*THE EXERCISE*
Each entry must appear again exactly as it does in the source.
--
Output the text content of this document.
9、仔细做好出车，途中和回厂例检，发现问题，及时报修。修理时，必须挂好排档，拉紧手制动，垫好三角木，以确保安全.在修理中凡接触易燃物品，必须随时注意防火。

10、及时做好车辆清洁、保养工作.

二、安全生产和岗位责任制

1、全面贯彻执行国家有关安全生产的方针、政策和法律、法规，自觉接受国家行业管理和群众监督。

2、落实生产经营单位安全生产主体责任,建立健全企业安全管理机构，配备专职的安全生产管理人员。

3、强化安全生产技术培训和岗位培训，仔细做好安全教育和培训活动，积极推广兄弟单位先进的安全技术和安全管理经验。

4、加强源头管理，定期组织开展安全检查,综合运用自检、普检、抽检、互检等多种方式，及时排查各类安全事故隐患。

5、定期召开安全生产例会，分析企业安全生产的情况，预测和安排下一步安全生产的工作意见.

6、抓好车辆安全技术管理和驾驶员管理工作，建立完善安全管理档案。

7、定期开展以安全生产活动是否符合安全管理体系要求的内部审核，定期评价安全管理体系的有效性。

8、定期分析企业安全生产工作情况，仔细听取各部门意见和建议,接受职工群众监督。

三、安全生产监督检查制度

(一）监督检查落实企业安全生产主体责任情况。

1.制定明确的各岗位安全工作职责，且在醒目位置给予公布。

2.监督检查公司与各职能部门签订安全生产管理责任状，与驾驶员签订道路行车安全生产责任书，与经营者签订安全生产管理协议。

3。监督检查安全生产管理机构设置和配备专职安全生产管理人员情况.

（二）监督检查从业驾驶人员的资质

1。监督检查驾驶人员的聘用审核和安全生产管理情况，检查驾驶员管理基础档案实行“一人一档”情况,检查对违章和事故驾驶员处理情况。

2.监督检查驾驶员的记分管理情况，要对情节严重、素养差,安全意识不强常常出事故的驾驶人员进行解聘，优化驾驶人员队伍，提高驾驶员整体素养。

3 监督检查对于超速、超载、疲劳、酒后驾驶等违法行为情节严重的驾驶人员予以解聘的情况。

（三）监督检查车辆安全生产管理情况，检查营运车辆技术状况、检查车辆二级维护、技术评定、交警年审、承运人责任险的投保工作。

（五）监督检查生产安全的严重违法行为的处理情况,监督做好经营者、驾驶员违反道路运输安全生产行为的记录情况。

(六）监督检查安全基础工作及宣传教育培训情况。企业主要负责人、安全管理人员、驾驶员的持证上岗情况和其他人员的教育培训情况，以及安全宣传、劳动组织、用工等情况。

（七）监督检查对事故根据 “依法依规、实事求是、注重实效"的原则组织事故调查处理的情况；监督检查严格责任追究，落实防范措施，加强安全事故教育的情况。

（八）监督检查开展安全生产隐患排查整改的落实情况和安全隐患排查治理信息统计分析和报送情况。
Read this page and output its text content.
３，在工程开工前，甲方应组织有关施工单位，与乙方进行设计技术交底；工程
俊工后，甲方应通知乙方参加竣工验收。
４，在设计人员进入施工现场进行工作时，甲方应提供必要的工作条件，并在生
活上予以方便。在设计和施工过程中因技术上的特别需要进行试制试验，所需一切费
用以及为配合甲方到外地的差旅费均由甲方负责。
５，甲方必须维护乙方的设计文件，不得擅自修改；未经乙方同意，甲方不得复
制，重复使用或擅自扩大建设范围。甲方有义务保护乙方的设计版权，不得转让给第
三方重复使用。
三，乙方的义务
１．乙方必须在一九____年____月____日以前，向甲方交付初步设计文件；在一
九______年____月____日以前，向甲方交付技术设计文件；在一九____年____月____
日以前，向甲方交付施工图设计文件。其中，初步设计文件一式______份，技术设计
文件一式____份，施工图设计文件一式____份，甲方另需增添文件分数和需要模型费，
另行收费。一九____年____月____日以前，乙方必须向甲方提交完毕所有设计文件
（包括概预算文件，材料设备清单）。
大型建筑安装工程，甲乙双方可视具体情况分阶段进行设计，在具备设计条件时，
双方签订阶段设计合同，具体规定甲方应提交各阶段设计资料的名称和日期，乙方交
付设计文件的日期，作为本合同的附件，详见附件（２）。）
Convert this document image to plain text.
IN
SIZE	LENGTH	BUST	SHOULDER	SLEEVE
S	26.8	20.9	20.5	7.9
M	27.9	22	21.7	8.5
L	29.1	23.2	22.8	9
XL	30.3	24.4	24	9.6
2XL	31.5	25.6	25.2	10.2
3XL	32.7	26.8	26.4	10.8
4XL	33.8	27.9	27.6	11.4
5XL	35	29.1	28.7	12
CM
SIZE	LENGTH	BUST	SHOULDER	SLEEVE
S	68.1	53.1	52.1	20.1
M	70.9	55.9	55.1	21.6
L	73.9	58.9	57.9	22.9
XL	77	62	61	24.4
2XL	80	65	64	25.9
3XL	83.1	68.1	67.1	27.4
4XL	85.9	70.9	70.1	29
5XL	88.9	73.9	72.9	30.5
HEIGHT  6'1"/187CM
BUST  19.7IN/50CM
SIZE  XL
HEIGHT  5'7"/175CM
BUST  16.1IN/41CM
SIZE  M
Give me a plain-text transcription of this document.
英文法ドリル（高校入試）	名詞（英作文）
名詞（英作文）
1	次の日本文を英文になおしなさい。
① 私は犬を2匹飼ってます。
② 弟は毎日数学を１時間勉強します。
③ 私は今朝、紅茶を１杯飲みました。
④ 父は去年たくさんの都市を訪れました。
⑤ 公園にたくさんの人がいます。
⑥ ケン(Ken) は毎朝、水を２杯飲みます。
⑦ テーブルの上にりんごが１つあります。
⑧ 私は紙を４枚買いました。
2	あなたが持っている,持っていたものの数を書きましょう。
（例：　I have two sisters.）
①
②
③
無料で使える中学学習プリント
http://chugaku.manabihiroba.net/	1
--
*TASK ANSWER*
Output the text content of this document.
9、仔细做好出车，途中和回厂例检，发现问题，及时报修。修理时，必须挂好排档，拉紧手制动，垫好三角木，以确保安全.在修理中凡接触易燃物品，必须随时注意防火。

10、及时做好车辆清洁、保养工作.

二、安全生产和岗位责任制

1、全面贯彻执行国家有关安全生产的方针、政策和法律、法规，自觉接受国家行业管理和群众监督。

2、落实生产经营单位安全生产主体责任,建立健全企业安全管理机构，配备专职的安全生产管理人员。

3、强化安全生产技术培训和岗位培训，仔细做好安全教育和培训活动，积极推广兄弟单位先进的安全技术和安全管理经验。

4、加强源头管理，定期组织开展安全检查,综合运用自检、普检、抽检、互检等多种方式，及时排查各类安全事故隐患。

5、定期召开安全生产例会，分析企业安全生产的情况，预测和安排下一步安全生产的工作意见.

6、抓好车辆安全技术管理和驾驶员管理工作，建立完善安全管理档案。

7、定期开展以安全生产活动是否符合安全管理体系要求的内部审核，定期评价安全管理体系的有效性。

8、定期分析企业安全生产工作情况，仔细听取各部门意见和建议,接受职工群众监督。

三、安全生产监督检查制度

(一）监督检查落实企业安全生产主体责任情况。

1.制定明确的各岗位安全工作职责，且在醒目位置给予公布。

2.监督检查公司与各职能部门签订安全生产管理责任状，与驾驶员签订道路行车安全生产责任书，与经营者签订安全生产管理协议。

3。监督检查安全生产管理机构设置和配备专职安全生产管理人员情况.

（二）监督检查从业驾驶人员的资质

1。监督检查驾驶人员的聘用审核和安全生产管理情况，检查驾驶员管理基础档案实行“一人一档”情况,检查对违章和事故驾驶员处理情况。

2.监督检查驾驶员的记分管理情况，要对情节严重、素养差,安全意识不强常常出事故的驾驶人员进行解聘，优化驾驶人员队伍，提高驾驶员整体素养。

3 监督检查对于超速、超载、疲劳、酒后驾驶等违法行为情节严重的驾驶人员予以解聘的情况。

（三）监督检查车辆安全生产管理情况，检查营运车辆技术状况、检查车辆二级维护、技术评定、交警年审、承运人责任险的投保工作。

（五）监督检查生产安全的严重违法行为的处理情况,监督做好经营者、驾驶员违反道路运输安全生产行为的记录情况。

(六）监督检查安全基础工作及宣传教育培训情况。企业主要负责人、安全管理人员、驾驶员的持证上岗情况和其他人员的教育培训情况，以及安全宣传、劳动组织、用工等情况。

（七）监督检查对事故根据 “依法依规、实事求是、注重实效"的原则组织事故调查处理的情况；监督检查严格责任追究，落实防范措施，加强安全事故教育的情况。

（八）监督检查开展安全生产隐患排查整改的落实情况和安全隐患排查治理信息统计分析和报送情况。
Read this page and output its text content.
３，在工程开工前，甲方应组织有关施工单位，与乙方进行设计技术交底；工程
俊工后，甲方应通知乙方参加竣工验收。
４，在设计人员进入施工现场进行工作时，甲方应提供必要的工作条件，并在生
活上予以方便。在设计和施工过程中因技术上的特别需要进行试制试验，所需一切费
用以及为配合甲方到外地的差旅费均由甲方负责。
５，甲方必须维护乙方的设计文件，不得擅自修改；未经乙方同意，甲方不得复
制，重复使用或擅自扩大建设范围。甲方有义务保护乙方的设计版权，不得转让给第
三方重复使用。
三，乙方的义务
１．乙方必须在一九____年____月____日以前，向甲方交付初步设计文件；在一
九______年____月____日以前，向甲方交付技术设计文件；在一九____年____月____
日以前，向甲方交付施工图设计文件。其中，初步设计文件一式______份，技术设计
文件一式____份，施工图设计文件一式____份，甲方另需增添文件分数和需要模型费，
另行收费。一九____年____月____日以前，乙方必须向甲方提交完毕所有设计文件
（包括概预算文件，材料设备清单）。
大型建筑安装工程，甲乙双方可视具体情况分阶段进行设计，在具备设计条件时，
双方签订阶段设计合同，具体规定甲方应提交各阶段设计资料的名称和日期，乙方交
付设计文件的日期，作为本合同的附件，详见附件（２）。）
Convert this document image to plain text.
IN
SIZE	LENGTH	BUST	SHOULDER	SLEEVE
S	26.8	20.9	20.5	7.9
M	27.9	22	21.7	8.5
L	29.1	23.2	22.8	9
XL	30.3	24.4	24	9.6
2XL	31.5	25.6	25.2	10.2
3XL	32.7	26.8	26.4	10.8
4XL	33.8	27.9	27.6	11.4
5XL	35	29.1	28.7	12
CM
SIZE	LENGTH	BUST	SHOULDER	SLEEVE
S	68.1	53.1	52.1	20.1
M	70.9	55.9	55.1	21.6
L	73.9	58.9	57.9	22.9
XL	77	62	61	24.4
2XL	80	65	64	25.9
3XL	83.1	68.1	67.1	27.4
4XL	85.9	70.9	70.1	29
5XL	88.9	73.9	72.9	30.5
HEIGHT  6'1"/187CM
BUST  19.7IN/50CM
SIZE  XL
HEIGHT  5'7"/175CM
BUST  16.1IN/41CM
SIZE  M
Give me a plain-text transcription of this document.
英文法ドリル（高校入試）	名詞（英作文）
名詞（英作文）
1	次の日本文を英文になおしなさい。
① 私は犬を2匹飼ってます。
② 弟は毎日数学を１時間勉強します。
③ 私は今朝、紅茶を１杯飲みました。
④ 父は去年たくさんの都市を訪れました。
⑤ 公園にたくさんの人がいます。
⑥ ケン(Ken) は毎朝、水を２杯飲みます。
⑦ テーブルの上にりんごが１つあります。
⑧ 私は紙を４枚買いました。
2	あなたが持っている,持っていたものの数を書きましょう。
（例：　I have two sisters.）
①
②
③
無料で使える中学学習プリント
http://chugaku.manabihiroba.net/	1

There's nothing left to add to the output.